### Directive
Gather each line of the entries below that includes "反应物键能总和".

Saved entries

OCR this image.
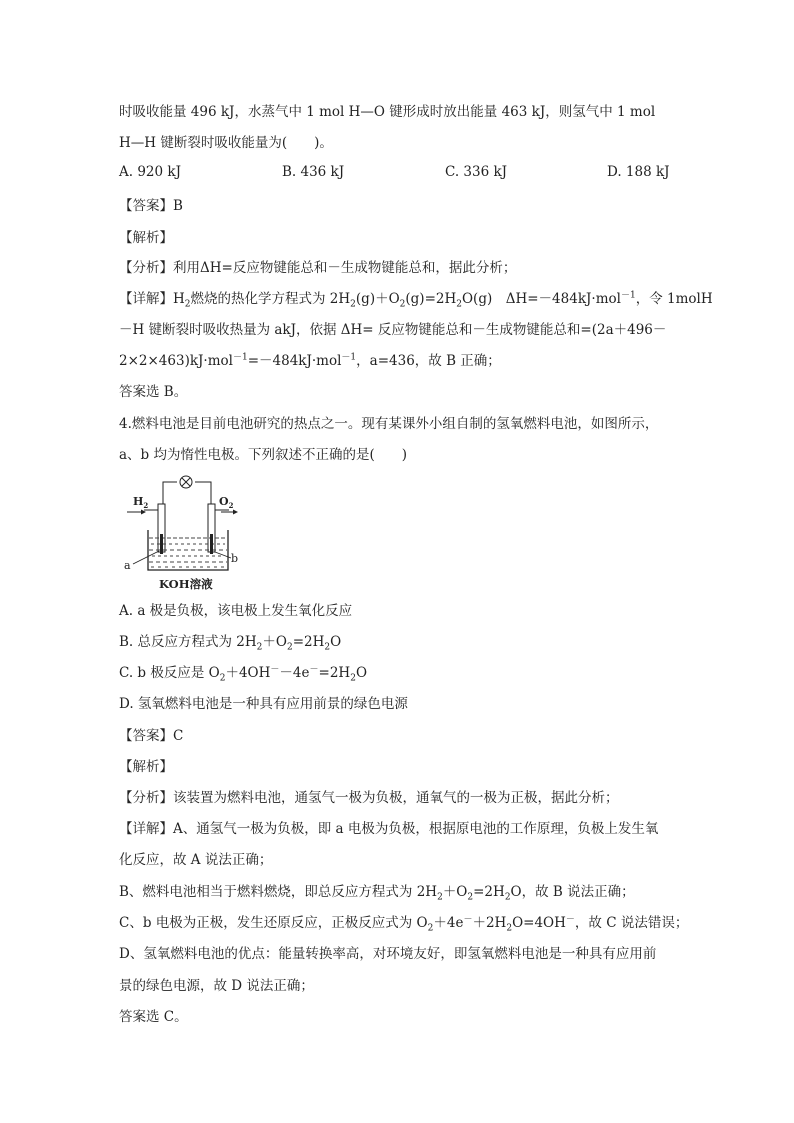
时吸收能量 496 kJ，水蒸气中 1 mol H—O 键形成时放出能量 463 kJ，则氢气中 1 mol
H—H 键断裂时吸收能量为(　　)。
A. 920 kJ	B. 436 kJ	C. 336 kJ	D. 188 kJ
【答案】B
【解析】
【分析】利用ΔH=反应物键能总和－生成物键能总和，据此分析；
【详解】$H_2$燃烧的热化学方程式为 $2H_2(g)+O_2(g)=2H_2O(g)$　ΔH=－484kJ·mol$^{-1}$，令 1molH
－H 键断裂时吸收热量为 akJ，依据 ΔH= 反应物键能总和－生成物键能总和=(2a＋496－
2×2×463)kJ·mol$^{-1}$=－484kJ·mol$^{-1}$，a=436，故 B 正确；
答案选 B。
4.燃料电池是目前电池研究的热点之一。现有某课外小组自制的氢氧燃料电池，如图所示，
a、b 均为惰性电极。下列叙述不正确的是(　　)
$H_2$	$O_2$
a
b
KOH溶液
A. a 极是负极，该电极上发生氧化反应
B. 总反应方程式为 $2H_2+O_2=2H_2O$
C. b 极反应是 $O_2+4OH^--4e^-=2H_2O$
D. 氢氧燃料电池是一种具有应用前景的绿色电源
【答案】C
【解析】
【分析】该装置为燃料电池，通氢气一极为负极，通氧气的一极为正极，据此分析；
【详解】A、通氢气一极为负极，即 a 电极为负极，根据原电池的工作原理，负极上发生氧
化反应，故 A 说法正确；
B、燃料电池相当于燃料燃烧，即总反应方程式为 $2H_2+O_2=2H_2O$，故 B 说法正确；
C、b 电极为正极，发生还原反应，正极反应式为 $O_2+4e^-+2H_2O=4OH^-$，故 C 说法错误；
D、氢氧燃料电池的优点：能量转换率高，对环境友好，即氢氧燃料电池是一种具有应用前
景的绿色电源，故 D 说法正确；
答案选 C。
--
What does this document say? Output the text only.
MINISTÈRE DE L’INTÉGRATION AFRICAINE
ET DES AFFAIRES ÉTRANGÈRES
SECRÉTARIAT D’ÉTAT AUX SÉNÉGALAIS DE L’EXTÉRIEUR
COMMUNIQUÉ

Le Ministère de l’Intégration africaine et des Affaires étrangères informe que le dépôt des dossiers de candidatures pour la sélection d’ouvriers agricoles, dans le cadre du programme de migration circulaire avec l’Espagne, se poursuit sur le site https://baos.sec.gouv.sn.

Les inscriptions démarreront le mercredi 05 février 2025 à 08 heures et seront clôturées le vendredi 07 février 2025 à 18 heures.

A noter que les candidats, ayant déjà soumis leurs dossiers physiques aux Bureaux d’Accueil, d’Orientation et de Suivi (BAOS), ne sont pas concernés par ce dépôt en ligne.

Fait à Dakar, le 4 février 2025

### Correct result
【分析】利用ΔH=反应物键能总和－生成物键能总和，据此分析；
－H 键断裂时吸收热量为 akJ，依据 ΔH= 反应物键能总和－生成物键能总和=(2a＋496－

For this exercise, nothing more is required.